Task statement>
Rename "avatar" to "profile-picture" in the records from the line with "tweet: 妮塔 @E8964c" up to and including the line with "meta-separator: · (241, 330, 261, 354)". Give only those lines, with everything else left unchanged.

(Records from a collection)
— start —
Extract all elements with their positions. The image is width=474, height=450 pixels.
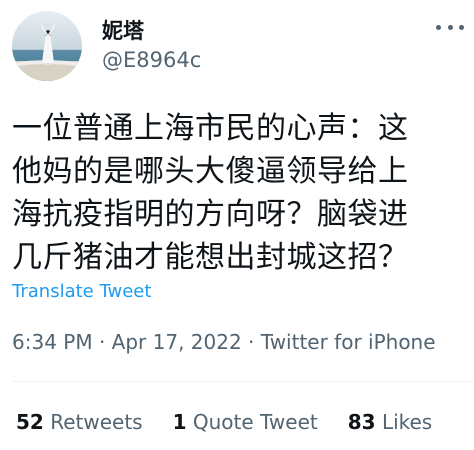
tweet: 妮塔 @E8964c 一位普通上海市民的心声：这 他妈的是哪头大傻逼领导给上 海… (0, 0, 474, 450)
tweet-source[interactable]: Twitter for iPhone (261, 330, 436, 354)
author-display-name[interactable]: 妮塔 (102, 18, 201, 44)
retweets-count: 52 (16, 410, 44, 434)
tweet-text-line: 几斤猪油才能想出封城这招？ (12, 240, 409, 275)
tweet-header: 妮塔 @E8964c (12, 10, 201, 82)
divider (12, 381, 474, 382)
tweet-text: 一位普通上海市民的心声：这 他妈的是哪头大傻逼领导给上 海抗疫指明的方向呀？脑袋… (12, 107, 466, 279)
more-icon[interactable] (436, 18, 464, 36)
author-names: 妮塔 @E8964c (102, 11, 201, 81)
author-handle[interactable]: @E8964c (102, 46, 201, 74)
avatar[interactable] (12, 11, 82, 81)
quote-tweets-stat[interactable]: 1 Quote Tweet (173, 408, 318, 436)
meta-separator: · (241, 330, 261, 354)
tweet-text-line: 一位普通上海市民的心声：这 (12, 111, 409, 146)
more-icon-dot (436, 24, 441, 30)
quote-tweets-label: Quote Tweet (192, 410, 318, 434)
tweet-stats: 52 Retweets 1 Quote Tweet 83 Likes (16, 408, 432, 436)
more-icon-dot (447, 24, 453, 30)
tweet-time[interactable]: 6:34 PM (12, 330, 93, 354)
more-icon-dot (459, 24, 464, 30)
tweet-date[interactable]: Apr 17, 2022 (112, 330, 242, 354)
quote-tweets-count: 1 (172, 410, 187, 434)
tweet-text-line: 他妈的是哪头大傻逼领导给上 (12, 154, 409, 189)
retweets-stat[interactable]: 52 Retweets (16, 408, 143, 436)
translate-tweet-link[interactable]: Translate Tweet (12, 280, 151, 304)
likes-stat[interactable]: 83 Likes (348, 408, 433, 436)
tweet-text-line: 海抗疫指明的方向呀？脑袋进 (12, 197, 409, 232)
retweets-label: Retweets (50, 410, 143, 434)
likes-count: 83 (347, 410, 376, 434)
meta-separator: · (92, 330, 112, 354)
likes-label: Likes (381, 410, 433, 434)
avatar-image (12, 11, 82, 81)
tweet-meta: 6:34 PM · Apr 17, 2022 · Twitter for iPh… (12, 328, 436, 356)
— end —
— start —
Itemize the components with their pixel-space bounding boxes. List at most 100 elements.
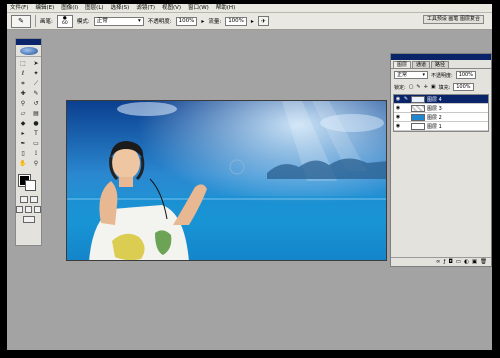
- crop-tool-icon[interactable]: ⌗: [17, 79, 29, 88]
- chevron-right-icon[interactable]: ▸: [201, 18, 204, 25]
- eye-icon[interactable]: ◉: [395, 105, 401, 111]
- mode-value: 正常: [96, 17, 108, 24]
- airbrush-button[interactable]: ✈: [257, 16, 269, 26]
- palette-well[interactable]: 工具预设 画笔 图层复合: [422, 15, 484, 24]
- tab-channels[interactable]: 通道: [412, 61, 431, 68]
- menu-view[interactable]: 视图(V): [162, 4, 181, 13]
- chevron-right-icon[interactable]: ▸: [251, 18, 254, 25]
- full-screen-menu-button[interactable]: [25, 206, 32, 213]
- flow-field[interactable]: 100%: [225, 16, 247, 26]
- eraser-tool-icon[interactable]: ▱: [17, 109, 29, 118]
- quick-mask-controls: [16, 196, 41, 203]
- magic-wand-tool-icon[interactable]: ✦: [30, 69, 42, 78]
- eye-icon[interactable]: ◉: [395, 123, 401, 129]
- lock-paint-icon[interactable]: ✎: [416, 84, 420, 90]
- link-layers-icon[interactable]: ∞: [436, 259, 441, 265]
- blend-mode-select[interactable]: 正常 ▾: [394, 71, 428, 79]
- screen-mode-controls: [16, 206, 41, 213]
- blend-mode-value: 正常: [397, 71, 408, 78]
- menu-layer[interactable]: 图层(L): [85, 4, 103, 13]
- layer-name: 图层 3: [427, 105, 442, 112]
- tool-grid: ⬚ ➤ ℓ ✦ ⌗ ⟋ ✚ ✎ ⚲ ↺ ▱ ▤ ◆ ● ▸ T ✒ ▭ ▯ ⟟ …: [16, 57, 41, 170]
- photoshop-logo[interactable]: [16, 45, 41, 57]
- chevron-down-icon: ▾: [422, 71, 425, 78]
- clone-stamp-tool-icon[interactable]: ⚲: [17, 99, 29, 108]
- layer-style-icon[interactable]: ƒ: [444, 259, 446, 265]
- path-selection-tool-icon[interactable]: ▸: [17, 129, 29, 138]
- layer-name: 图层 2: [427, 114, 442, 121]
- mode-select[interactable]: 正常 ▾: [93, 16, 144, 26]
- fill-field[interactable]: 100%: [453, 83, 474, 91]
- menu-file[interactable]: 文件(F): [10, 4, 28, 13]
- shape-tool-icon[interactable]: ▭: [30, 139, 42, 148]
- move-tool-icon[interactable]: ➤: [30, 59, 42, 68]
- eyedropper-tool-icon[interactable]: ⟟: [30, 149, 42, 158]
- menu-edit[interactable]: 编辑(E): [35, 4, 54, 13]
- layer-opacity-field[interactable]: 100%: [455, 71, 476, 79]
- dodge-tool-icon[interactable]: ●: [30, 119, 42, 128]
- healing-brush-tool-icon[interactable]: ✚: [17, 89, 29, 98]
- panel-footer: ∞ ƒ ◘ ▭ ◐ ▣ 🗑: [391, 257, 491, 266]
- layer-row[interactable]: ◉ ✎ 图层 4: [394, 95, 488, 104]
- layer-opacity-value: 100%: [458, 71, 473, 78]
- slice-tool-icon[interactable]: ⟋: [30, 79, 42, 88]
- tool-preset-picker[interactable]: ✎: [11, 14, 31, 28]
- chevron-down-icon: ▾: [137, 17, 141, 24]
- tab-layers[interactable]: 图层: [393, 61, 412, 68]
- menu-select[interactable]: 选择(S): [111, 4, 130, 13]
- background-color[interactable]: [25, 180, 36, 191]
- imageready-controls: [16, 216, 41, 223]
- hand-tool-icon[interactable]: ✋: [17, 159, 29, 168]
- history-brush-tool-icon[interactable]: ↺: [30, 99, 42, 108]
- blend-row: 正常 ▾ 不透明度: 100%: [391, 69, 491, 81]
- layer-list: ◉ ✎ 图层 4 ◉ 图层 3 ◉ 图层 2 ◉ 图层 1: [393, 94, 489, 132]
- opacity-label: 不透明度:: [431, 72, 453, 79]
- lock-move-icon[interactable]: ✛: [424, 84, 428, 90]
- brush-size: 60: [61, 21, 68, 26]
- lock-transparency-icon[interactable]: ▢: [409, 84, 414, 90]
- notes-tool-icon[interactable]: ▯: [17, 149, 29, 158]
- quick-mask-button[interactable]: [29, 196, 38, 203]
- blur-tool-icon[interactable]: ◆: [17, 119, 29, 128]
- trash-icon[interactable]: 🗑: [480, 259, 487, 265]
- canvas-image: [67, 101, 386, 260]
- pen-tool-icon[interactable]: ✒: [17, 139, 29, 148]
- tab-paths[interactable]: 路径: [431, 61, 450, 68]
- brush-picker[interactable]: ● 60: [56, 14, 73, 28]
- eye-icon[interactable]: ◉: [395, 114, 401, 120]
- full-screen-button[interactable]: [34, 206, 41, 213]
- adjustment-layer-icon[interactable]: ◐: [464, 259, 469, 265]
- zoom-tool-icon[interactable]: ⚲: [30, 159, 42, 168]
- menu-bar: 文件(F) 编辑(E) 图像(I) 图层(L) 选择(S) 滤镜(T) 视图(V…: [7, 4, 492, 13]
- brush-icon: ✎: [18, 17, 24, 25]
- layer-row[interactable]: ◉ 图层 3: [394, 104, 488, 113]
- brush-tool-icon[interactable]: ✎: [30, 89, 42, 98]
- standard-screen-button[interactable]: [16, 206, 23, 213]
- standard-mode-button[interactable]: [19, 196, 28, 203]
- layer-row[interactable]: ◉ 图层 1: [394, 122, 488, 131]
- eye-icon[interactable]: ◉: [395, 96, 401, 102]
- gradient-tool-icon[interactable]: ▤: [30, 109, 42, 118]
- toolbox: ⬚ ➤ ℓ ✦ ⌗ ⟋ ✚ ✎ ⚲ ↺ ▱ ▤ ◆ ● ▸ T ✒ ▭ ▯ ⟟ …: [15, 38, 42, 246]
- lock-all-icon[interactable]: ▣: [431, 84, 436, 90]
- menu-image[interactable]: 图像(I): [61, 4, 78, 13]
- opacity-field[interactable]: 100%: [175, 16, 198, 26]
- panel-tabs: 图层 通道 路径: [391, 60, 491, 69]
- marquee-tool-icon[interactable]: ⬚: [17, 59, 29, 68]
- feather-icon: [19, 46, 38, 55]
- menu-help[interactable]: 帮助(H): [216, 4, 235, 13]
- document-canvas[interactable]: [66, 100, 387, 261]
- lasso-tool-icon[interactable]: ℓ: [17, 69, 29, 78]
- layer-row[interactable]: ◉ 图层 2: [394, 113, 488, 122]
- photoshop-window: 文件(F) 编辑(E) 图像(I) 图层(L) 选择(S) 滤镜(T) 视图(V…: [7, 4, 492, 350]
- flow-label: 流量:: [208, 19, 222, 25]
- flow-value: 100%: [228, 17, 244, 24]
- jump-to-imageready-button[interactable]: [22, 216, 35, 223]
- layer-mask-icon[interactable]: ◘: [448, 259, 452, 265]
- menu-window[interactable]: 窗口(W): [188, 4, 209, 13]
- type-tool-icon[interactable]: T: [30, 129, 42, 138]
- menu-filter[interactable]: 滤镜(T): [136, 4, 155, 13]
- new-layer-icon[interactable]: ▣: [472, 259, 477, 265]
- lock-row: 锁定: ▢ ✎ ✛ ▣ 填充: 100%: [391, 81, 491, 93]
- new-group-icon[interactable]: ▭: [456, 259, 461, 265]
— end —
Full solution>
tweet: 妮塔 @E8964c 一位普通上海市民的心声：这 他妈的是哪头大傻逼领导给上 海… (0, 0, 474, 450)
tweet-source[interactable]: Twitter for iPhone (261, 330, 436, 354)
author-display-name[interactable]: 妮塔 (102, 18, 201, 44)
retweets-count: 52 (16, 410, 44, 434)
tweet-text-line: 几斤猪油才能想出封城这招？ (12, 240, 409, 275)
tweet-header: 妮塔 @E8964c (12, 10, 201, 82)
divider (12, 381, 474, 382)
tweet-text: 一位普通上海市民的心声：这 他妈的是哪头大傻逼领导给上 海抗疫指明的方向呀？脑袋… (12, 107, 466, 279)
more-icon[interactable] (436, 18, 464, 36)
author-names: 妮塔 @E8964c (102, 11, 201, 81)
author-handle[interactable]: @E8964c (102, 46, 201, 74)
profile-picture[interactable] (12, 11, 82, 81)
quote-tweets-stat[interactable]: 1 Quote Tweet (173, 408, 318, 436)
meta-separator: · (241, 330, 261, 354)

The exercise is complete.